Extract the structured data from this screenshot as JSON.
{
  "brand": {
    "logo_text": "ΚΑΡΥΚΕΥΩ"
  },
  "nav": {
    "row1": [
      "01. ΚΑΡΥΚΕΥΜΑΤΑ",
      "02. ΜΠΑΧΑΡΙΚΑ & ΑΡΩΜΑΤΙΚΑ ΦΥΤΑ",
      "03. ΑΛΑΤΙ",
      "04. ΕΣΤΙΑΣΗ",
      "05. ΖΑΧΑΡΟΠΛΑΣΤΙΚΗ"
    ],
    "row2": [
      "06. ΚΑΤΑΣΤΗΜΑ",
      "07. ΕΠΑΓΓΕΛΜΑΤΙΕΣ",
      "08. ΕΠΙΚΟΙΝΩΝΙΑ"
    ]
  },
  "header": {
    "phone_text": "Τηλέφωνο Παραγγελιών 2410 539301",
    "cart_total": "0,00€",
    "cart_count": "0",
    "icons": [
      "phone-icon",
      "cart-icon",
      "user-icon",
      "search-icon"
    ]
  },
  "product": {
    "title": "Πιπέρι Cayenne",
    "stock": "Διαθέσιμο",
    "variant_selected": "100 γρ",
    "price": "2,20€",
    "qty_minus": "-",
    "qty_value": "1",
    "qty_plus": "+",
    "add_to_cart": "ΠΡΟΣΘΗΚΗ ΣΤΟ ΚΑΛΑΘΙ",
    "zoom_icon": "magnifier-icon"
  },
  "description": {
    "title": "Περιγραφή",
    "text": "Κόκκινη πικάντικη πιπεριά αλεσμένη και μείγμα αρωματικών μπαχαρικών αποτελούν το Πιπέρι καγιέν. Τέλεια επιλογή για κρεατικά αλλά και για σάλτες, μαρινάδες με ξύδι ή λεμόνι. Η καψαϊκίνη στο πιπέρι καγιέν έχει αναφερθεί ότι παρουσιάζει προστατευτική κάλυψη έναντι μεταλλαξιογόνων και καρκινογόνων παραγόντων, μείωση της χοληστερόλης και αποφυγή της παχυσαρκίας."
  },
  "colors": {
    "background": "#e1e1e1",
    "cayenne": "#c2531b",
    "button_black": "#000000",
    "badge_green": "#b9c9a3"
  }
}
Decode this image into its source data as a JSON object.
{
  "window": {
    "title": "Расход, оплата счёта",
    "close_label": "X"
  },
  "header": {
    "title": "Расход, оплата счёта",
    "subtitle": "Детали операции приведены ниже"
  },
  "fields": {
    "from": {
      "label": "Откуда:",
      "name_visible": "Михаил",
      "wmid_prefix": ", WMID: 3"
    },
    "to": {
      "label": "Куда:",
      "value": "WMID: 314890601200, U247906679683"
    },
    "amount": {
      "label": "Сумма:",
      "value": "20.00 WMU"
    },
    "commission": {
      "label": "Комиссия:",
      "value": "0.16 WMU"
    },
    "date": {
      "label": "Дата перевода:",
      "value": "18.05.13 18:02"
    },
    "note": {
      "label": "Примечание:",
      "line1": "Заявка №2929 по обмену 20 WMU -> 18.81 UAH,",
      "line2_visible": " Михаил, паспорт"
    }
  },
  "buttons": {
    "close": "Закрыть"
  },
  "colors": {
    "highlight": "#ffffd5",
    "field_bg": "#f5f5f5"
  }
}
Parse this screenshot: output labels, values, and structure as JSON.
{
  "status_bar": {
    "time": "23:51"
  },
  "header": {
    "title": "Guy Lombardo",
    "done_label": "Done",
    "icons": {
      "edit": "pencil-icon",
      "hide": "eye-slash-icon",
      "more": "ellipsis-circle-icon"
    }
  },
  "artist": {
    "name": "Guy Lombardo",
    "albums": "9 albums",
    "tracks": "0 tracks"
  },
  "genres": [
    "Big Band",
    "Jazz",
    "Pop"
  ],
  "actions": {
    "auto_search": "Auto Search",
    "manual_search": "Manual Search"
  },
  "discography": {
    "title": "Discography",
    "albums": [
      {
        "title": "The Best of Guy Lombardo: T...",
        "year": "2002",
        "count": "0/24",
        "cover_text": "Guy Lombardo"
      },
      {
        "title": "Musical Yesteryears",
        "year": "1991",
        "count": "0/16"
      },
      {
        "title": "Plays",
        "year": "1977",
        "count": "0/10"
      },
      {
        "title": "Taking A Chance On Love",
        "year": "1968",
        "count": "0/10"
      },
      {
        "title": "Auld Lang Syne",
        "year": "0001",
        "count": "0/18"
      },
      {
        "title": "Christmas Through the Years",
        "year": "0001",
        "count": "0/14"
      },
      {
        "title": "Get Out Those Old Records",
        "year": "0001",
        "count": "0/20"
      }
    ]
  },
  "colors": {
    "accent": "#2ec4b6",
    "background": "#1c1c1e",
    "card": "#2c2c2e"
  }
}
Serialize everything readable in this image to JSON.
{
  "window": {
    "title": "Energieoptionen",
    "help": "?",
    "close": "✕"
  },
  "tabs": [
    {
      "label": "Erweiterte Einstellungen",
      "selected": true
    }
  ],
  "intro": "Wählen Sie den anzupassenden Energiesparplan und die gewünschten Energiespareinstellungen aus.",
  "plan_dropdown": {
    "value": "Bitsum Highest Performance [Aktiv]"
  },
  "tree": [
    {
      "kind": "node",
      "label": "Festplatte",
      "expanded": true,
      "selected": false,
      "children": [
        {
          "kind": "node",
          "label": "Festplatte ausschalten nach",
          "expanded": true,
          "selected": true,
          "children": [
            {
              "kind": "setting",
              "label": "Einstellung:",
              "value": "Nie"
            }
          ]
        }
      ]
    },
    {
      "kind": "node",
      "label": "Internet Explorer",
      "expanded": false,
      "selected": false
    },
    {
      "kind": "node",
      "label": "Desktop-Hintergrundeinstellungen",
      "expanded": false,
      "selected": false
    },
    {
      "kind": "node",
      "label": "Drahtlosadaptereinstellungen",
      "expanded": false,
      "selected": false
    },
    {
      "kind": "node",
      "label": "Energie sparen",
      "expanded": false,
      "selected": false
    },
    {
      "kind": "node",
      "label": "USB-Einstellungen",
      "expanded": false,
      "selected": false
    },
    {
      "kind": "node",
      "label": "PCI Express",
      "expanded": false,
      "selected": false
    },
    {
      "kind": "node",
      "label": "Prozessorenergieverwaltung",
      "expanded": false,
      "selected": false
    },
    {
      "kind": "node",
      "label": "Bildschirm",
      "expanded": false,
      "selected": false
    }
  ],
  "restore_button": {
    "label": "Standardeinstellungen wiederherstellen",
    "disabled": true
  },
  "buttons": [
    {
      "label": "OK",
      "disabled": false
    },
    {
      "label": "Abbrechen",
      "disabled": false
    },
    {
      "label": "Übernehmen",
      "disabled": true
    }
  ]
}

++++++++

Work instructions = Print back all the lines verbatim.

Exercise output =
Extract the structured data from this screenshot as JSON.
{
  "brand": {
    "logo_text": "ΚΑΡΥΚΕΥΩ"
  },
  "nav": {
    "row1": [
      "01. ΚΑΡΥΚΕΥΜΑΤΑ",
      "02. ΜΠΑΧΑΡΙΚΑ & ΑΡΩΜΑΤΙΚΑ ΦΥΤΑ",
      "03. ΑΛΑΤΙ",
      "04. ΕΣΤΙΑΣΗ",
      "05. ΖΑΧΑΡΟΠΛΑΣΤΙΚΗ"
    ],
    "row2": [
      "06. ΚΑΤΑΣΤΗΜΑ",
      "07. ΕΠΑΓΓΕΛΜΑΤΙΕΣ",
      "08. ΕΠΙΚΟΙΝΩΝΙΑ"
    ]
  },
  "header": {
    "phone_text": "Τηλέφωνο Παραγγελιών 2410 539301",
    "cart_total": "0,00€",
    "cart_count": "0",
    "icons": [
      "phone-icon",
      "cart-icon",
      "user-icon",
      "search-icon"
    ]
  },
  "product": {
    "title": "Πιπέρι Cayenne",
    "stock": "Διαθέσιμο",
    "variant_selected": "100 γρ",
    "price": "2,20€",
    "qty_minus": "-",
    "qty_value": "1",
    "qty_plus": "+",
    "add_to_cart": "ΠΡΟΣΘΗΚΗ ΣΤΟ ΚΑΛΑΘΙ",
    "zoom_icon": "magnifier-icon"
  },
  "description": {
    "title": "Περιγραφή",
    "text": "Κόκκινη πικάντικη πιπεριά αλεσμένη και μείγμα αρωματικών μπαχαρικών αποτελούν το Πιπέρι καγιέν. Τέλεια επιλογή για κρεατικά αλλά και για σάλτες, μαρινάδες με ξύδι ή λεμόνι. Η καψαϊκίνη στο πιπέρι καγιέν έχει αναφερθεί ότι παρουσιάζει προστατευτική κάλυψη έναντι μεταλλαξιογόνων και καρκινογόνων παραγόντων, μείωση της χοληστερόλης και αποφυγή της παχυσαρκίας."
  },
  "colors": {
    "background": "#e1e1e1",
    "cayenne": "#c2531b",
    "button_black": "#000000",
    "badge_green": "#b9c9a3"
  }
}
Decode this image into its source data as a JSON object.
{
  "window": {
    "title": "Расход, оплата счёта",
    "close_label": "X"
  },
  "header": {
    "title": "Расход, оплата счёта",
    "subtitle": "Детали операции приведены ниже"
  },
  "fields": {
    "from": {
      "label": "Откуда:",
      "name_visible": "Михаил",
      "wmid_prefix": ", WMID: 3"
    },
    "to": {
      "label": "Куда:",
      "value": "WMID: 314890601200, U247906679683"
    },
    "amount": {
      "label": "Сумма:",
      "value": "20.00 WMU"
    },
    "commission": {
      "label": "Комиссия:",
      "value": "0.16 WMU"
    },
    "date": {
      "label": "Дата перевода:",
      "value": "18.05.13 18:02"
    },
    "note": {
      "label": "Примечание:",
      "line1": "Заявка №2929 по обмену 20 WMU -> 18.81 UAH,",
      "line2_visible": " Михаил, паспорт"
    }
  },
  "buttons": {
    "close": "Закрыть"
  },
  "colors": {
    "highlight": "#ffffd5",
    "field_bg": "#f5f5f5"
  }
}
Parse this screenshot: output labels, values, and structure as JSON.
{
  "status_bar": {
    "time": "23:51"
  },
  "header": {
    "title": "Guy Lombardo",
    "done_label": "Done",
    "icons": {
      "edit": "pencil-icon",
      "hide": "eye-slash-icon",
      "more": "ellipsis-circle-icon"
    }
  },
  "artist": {
    "name": "Guy Lombardo",
    "albums": "9 albums",
    "tracks": "0 tracks"
  },
  "genres": [
    "Big Band",
    "Jazz",
    "Pop"
  ],
  "actions": {
    "auto_search": "Auto Search",
    "manual_search": "Manual Search"
  },
  "discography": {
    "title": "Discography",
    "albums": [
      {
        "title": "The Best of Guy Lombardo: T...",
        "year": "2002",
        "count": "0/24",
        "cover_text": "Guy Lombardo"
      },
      {
        "title": "Musical Yesteryears",
        "year": "1991",
        "count": "0/16"
      },
      {
        "title": "Plays",
        "year": "1977",
        "count": "0/10"
      },
      {
        "title": "Taking A Chance On Love",
        "year": "1968",
        "count": "0/10"
      },
      {
        "title": "Auld Lang Syne",
        "year": "0001",
        "count": "0/18"
      },
      {
        "title": "Christmas Through the Years",
        "year": "0001",
        "count": "0/14"
      },
      {
        "title": "Get Out Those Old Records",
        "year": "0001",
        "count": "0/20"
      }
    ]
  },
  "colors": {
    "accent": "#2ec4b6",
    "background": "#1c1c1e",
    "card": "#2c2c2e"
  }
}
Serialize everything readable in this image to JSON.
{
  "window": {
    "title": "Energieoptionen",
    "help": "?",
    "close": "✕"
  },
  "tabs": [
    {
      "label": "Erweiterte Einstellungen",
      "selected": true
    }
  ],
  "intro": "Wählen Sie den anzupassenden Energiesparplan und die gewünschten Energiespareinstellungen aus.",
  "plan_dropdown": {
    "value": "Bitsum Highest Performance [Aktiv]"
  },
  "tree": [
    {
      "kind": "node",
      "label": "Festplatte",
      "expanded": true,
      "selected": false,
      "children": [
        {
          "kind": "node",
          "label": "Festplatte ausschalten nach",
          "expanded": true,
          "selected": true,
          "children": [
            {
              "kind": "setting",
              "label": "Einstellung:",
              "value": "Nie"
            }
          ]
        }
      ]
    },
    {
      "kind": "node",
      "label": "Internet Explorer",
      "expanded": false,
      "selected": false
    },
    {
      "kind": "node",
      "label": "Desktop-Hintergrundeinstellungen",
      "expanded": false,
      "selected": false
    },
    {
      "kind": "node",
      "label": "Drahtlosadaptereinstellungen",
      "expanded": false,
      "selected": false
    },
    {
      "kind": "node",
      "label": "Energie sparen",
      "expanded": false,
      "selected": false
    },
    {
      "kind": "node",
      "label": "USB-Einstellungen",
      "expanded": false,
      "selected": false
    },
    {
      "kind": "node",
      "label": "PCI Express",
      "expanded": false,
      "selected": false
    },
    {
      "kind": "node",
      "label": "Prozessorenergieverwaltung",
      "expanded": false,
      "selected": false
    },
    {
      "kind": "node",
      "label": "Bildschirm",
      "expanded": false,
      "selected": false
    }
  ],
  "restore_button": {
    "label": "Standardeinstellungen wiederherstellen",
    "disabled": true
  },
  "buttons": [
    {
      "label": "OK",
      "disabled": false
    },
    {
      "label": "Abbrechen",
      "disabled": false
    },
    {
      "label": "Übernehmen",
      "disabled": true
    }
  ]
}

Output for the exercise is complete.